→ **Task directions**:
Find how many lines of the listing include the string "proposed", and report only that figure.

→ **Listing**:
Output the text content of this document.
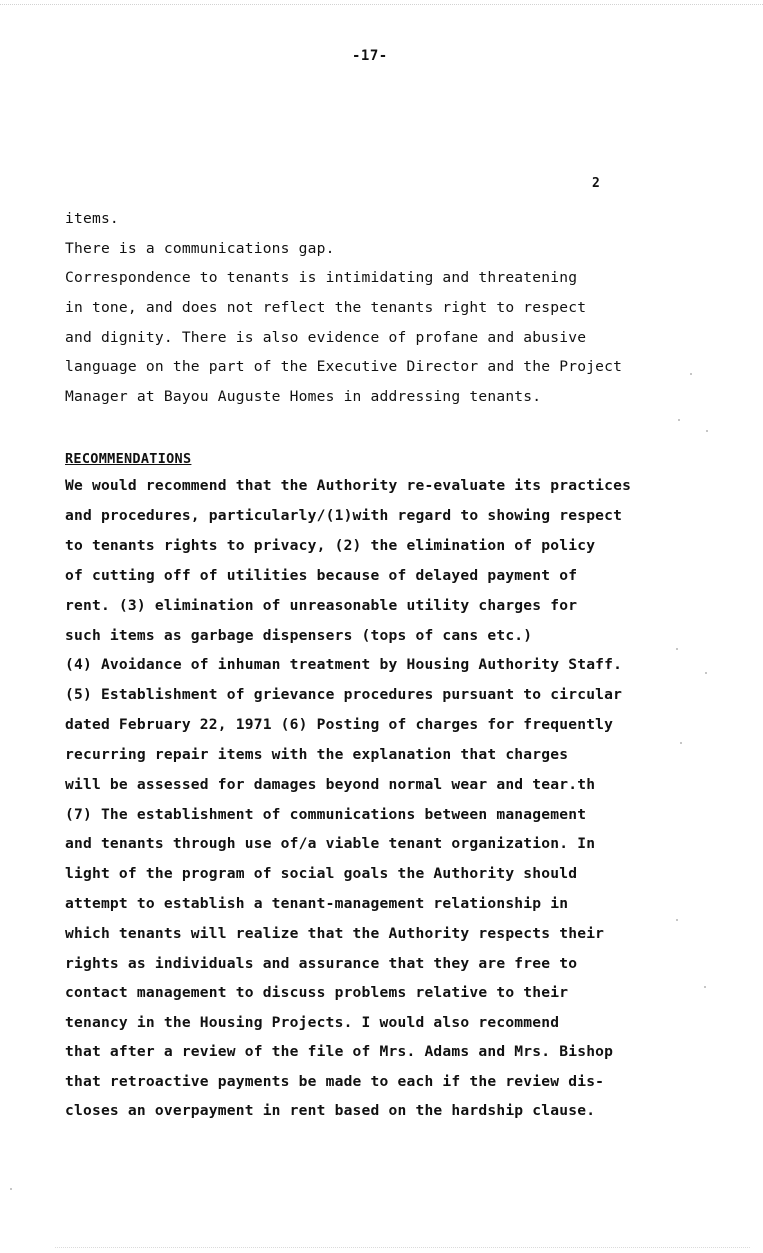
-17-
2
items.
There is a communications gap.
Correspondence to tenants is intimidating and threatening
in tone, and does not reflect the tenants right to respect
and dignity. There is also evidence of profane and abusive
language on the part of the Executive Director and the Project
Manager at Bayou Auguste Homes in addressing tenants.
RECOMMENDATIONS
We would recommend that the Authority re-evaluate its practices
and procedures, particularly/(1)with regard to showing respect
to tenants rights to privacy, (2) the elimination of policy
of cutting off of utilities because of delayed payment of
rent. (3) elimination of unreasonable utility charges for
such items as garbage dispensers (tops of cans etc.)
(4) Avoidance of inhuman treatment by Housing Authority Staff.
(5) Establishment of grievance procedures pursuant to circular
dated February 22, 1971 (6) Posting of charges for frequently
recurring repair items with the explanation that charges
will be assessed for damages beyond normal wear and tear.th
(7) The establishment of communications between management
and tenants through use of/a viable tenant organization. In
light of the program of social goals the Authority should
attempt to establish a tenant-management relationship in
which tenants will realize that the Authority respects their
rights as individuals and assurance that they are free to
contact management to discuss problems relative to their
tenancy in the Housing Projects. I would also recommend
that after a review of the file of Mrs. Adams and Mrs. Bishop
that retroactive payments be made to each if the review dis-
closes an overpayment in rent based on the hardship clause.
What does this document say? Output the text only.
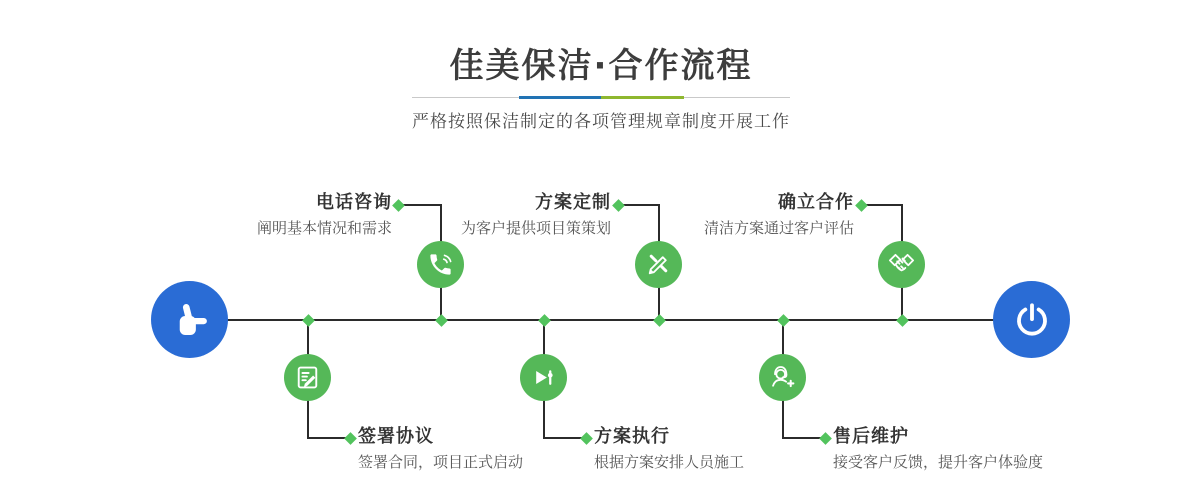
佳美保洁·合作流程
严格按照保洁制定的各项管理规章制度开展工作
电话咨询
阐明基本情况和需求
方案定制
为客户提供项目策策划
确立合作
清洁方案通过客户评估
签署协议
签署合同，项目正式启动
方案执行
根据方案安排人员施工
售后维护
接受客户反馈，提升客户体验度
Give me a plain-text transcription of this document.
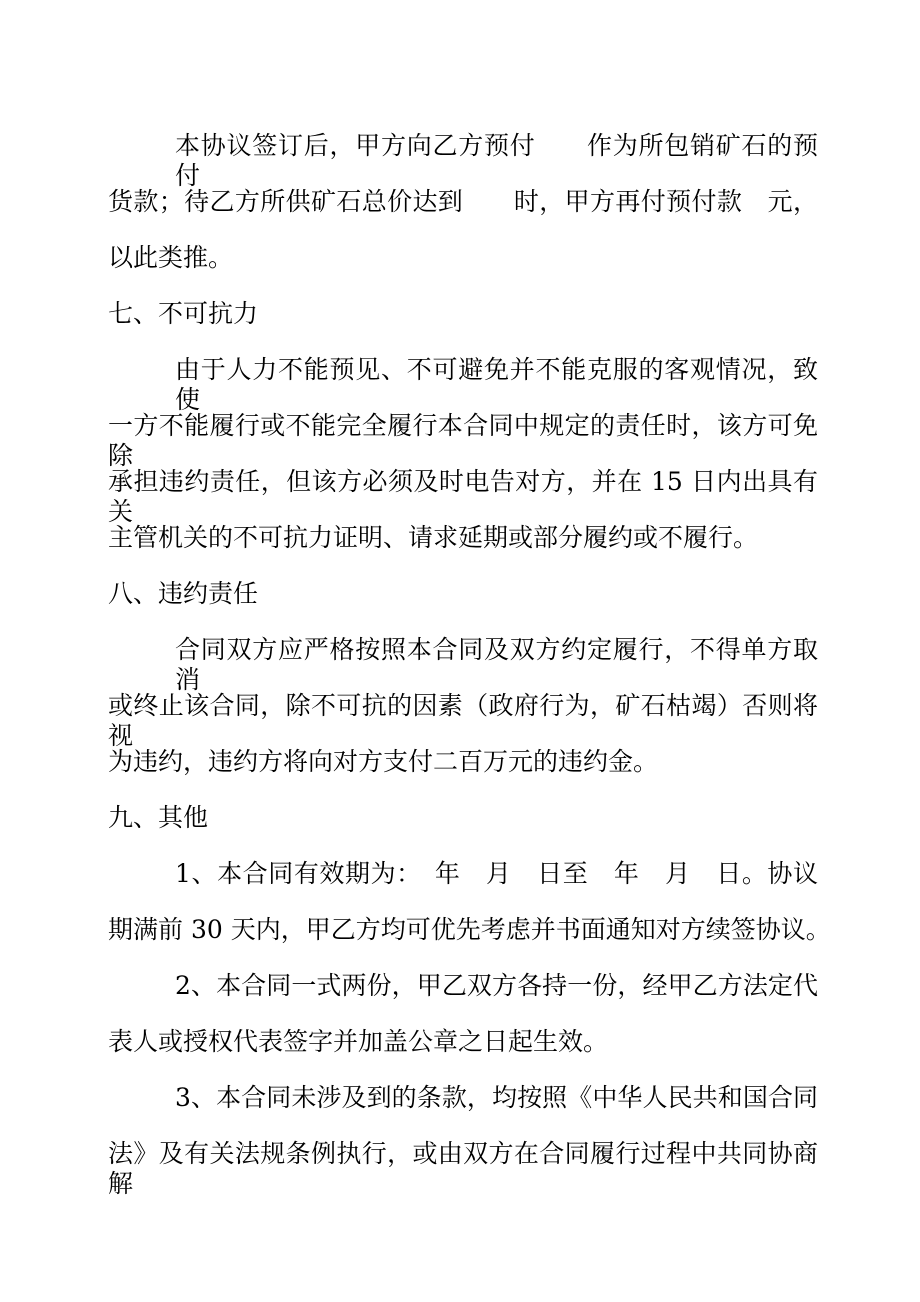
本协议签订后，甲方向乙方预付　　作为所包销矿石的预付
货款；待乙方所供矿石总价达到　　时，甲方再付预付款　元，
以此类推。
七、不可抗力
由于人力不能预见、不可避免并不能克服的客观情况，致使
一方不能履行或不能完全履行本合同中规定的责任时，该方可免除
承担违约责任，但该方必须及时电告对方，并在 15 日内出具有关
主管机关的不可抗力证明、请求延期或部分履约或不履行。
八、违约责任
合同双方应严格按照本合同及双方约定履行，不得单方取消
或终止该合同，除不可抗的因素（政府行为，矿石枯竭）否则将视
为违约，违约方将向对方支付二百万元的违约金。
九、其他
1、本合同有效期为：　年　月　日至　年　月　日。协议
期满前 30 天内，甲乙方均可优先考虑并书面通知对方续签协议。
2、本合同一式两份，甲乙双方各持一份，经甲乙方法定代
表人或授权代表签字并加盖公章之日起生效。
3、本合同未涉及到的条款，均按照《中华人民共和国合同
法》及有关法规条例执行，或由双方在合同履行过程中共同协商解
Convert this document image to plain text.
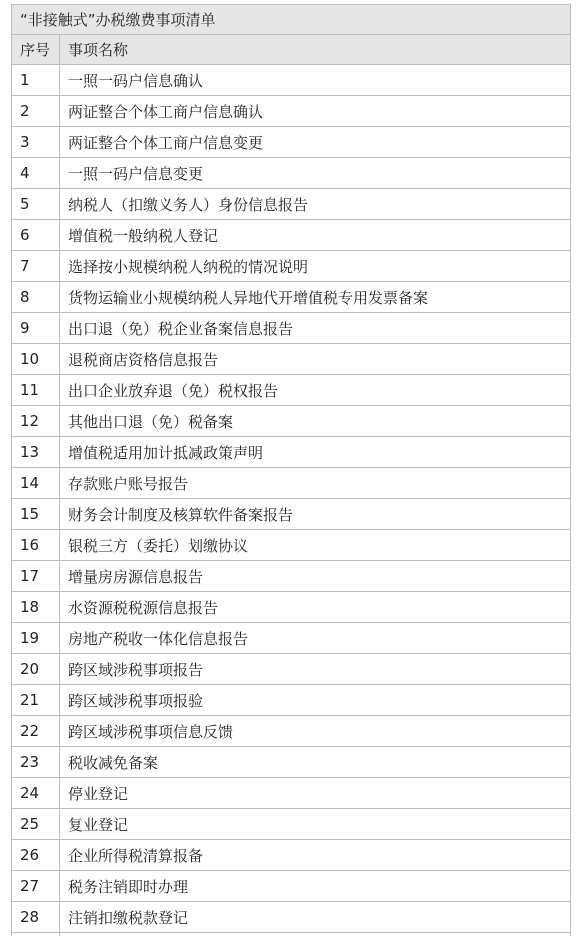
“非接触式”办税缴费事项清单	
序号	事项名称
1	一照一码户信息确认
2	两证整合个体工商户信息确认
3	两证整合个体工商户信息变更
4	一照一码户信息变更
5	纳税人（扣缴义务人）身份信息报告
6	增值税一般纳税人登记
7	选择按小规模纳税人纳税的情况说明
8	货物运输业小规模纳税人异地代开增值税专用发票备案
9	出口退（免）税企业备案信息报告
10	退税商店资格信息报告
11	出口企业放弃退（免）税权报告
12	其他出口退（免）税备案
13	增值税适用加计抵减政策声明
14	存款账户账号报告
15	财务会计制度及核算软件备案报告
16	银税三方（委托）划缴协议
17	增量房房源信息报告
18	水资源税税源信息报告
19	房地产税收一体化信息报告
20	跨区域涉税事项报告
21	跨区域涉税事项报验
22	跨区域涉税事项信息反馈
23	税收减免备案
24	停业登记
25	复业登记
26	企业所得税清算报备
27	税务注销即时办理
28	注销扣缴税款登记
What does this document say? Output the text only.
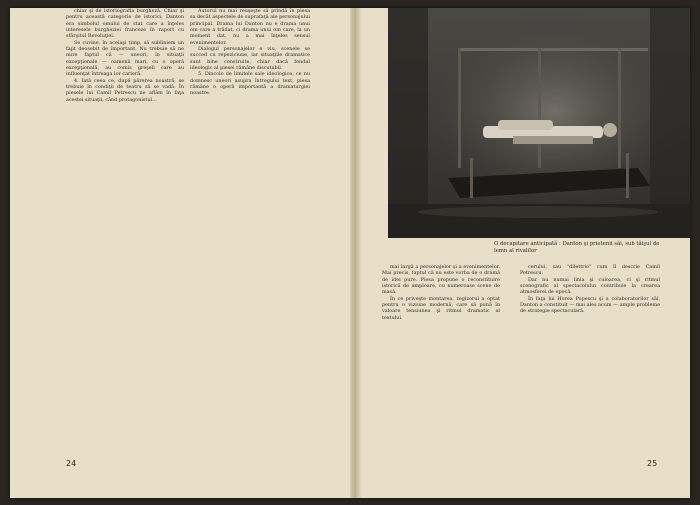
chiar şi de istoriografia burgheză. Chiar şi pentru această categorie de istorici, Danton era simbolul omului de stat care a înţeles interesele burgheziei franceze în raport cu sfârşitul Revoluţiei.

Se cuvine, în acelaşi timp, să subliniem un fapt deosebit de important. Nu trebuie să ne mire faptul că — uneori, în situaţii excepţionale — oamenii mari, cu o operă excepţională, au comis greşeli care au influenţat întreaga lor carieră.

4. Iată ceea ce, după părerea noastră, se trebuie în condiţii de teatru să se vadă. În piesele lui Camil Petrescu ne aflăm în faţa acestei situaţii, când protagonistul...

Autorul nu mai reuşeşte să prindă în piesa sa decât aspectele de suprafaţă ale personajului principal. Drama lui Danton nu e drama unui om care a trădat, ci drama unui om care, la un moment dat, nu a mai înţeles sensul evenimentelor.

Dialogul personajelor e viu, scenele se succed cu repeziciune, iar situaţiile dramatice sunt bine construite, chiar dacă fondul ideologic al piesei rămâne discutabil.

5. Dincolo de limitele sale ideologice, ce nu domnesc uneori asupra întregului text, piesa rămâne o operă importantă a dramaturgiei noastre.

24
O decapitare anticipată : Danton şi prietenii săi, sub tăişul de lemn al rivalilor

mai largă a personajelor şi a evenimentelor. Mai precis, faptul că nu este vorba de o dramă de idei pure. Piesa propune o reconstituire istorică de amploare, cu numeroase scene de masă.

În ce priveşte montarea, regizorul a optat pentru o viziune modernă, care să pună în valoare tensiunea şi ritmul dramatic al textului.

cerului, sau "dilettrio" cum îl descrie Camil Petrescu.

Dar nu numai linia şi culoarea, ci şi ritmul scenografic al spectacolului contribuie la crearea atmosferei de epocă.

În faţa lui Horea Popescu şi a colaboratorilor săi, Danton a constituit — mai ales acum — ample probleme de strategie spectaculară.

25
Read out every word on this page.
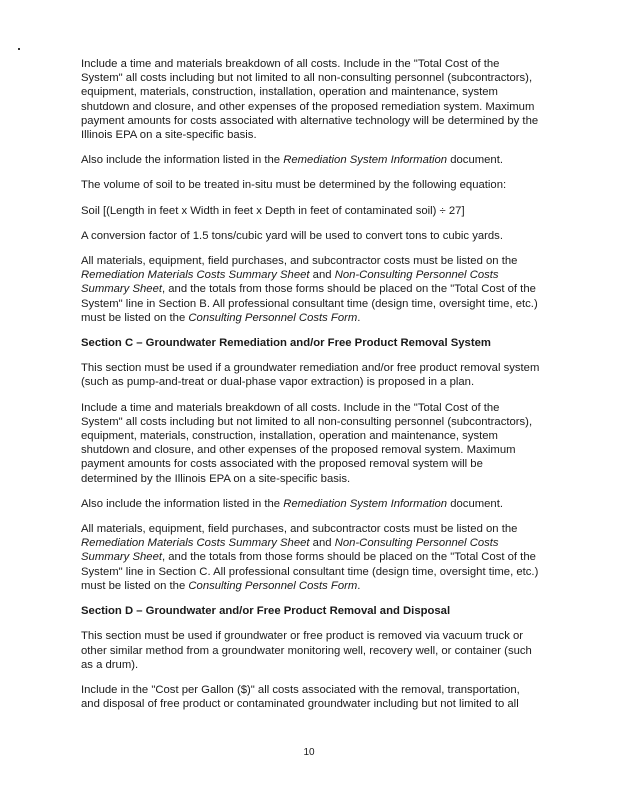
Include a time and materials breakdown of all costs. Include in the "Total Cost of the System" all costs including but not limited to all non-consulting personnel (subcontractors), equipment, materials, construction, installation, operation and maintenance, system shutdown and closure, and other expenses of the proposed remediation system. Maximum payment amounts for costs associated with alternative technology will be determined by the Illinois EPA on a site-specific basis.

Also include the information listed in the Remediation System Information document.

The volume of soil to be treated in-situ must be determined by the following equation:

Soil [(Length in feet x Width in feet x Depth in feet of contaminated soil) ÷ 27]

A conversion factor of 1.5 tons/cubic yard will be used to convert tons to cubic yards.

All materials, equipment, field purchases, and subcontractor costs must be listed on the Remediation Materials Costs Summary Sheet and Non-Consulting Personnel Costs Summary Sheet, and the totals from those forms should be placed on the "Total Cost of the System" line in Section B. All professional consultant time (design time, oversight time, etc.) must be listed on the Consulting Personnel Costs Form.

Section C – Groundwater Remediation and/or Free Product Removal System

This section must be used if a groundwater remediation and/or free product removal system (such as pump-and-treat or dual-phase vapor extraction) is proposed in a plan.

Include a time and materials breakdown of all costs. Include in the "Total Cost of the System" all costs including but not limited to all non-consulting personnel (subcontractors), equipment, materials, construction, installation, operation and maintenance, system shutdown and closure, and other expenses of the proposed removal system. Maximum payment amounts for costs associated with the proposed removal system will be determined by the Illinois EPA on a site-specific basis.

Also include the information listed in the Remediation System Information document.

All materials, equipment, field purchases, and subcontractor costs must be listed on the Remediation Materials Costs Summary Sheet and Non-Consulting Personnel Costs Summary Sheet, and the totals from those forms should be placed on the "Total Cost of the System" line in Section C. All professional consultant time (design time, oversight time, etc.) must be listed on the Consulting Personnel Costs Form.

Section D – Groundwater and/or Free Product Removal and Disposal

This section must be used if groundwater or free product is removed via vacuum truck or other similar method from a groundwater monitoring well, recovery well, or container (such as a drum).

Include in the "Cost per Gallon ($)" all costs associated with the removal, transportation, and disposal of free product or contaminated groundwater including but not limited to all

10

→ **Answer to this exercise**:
3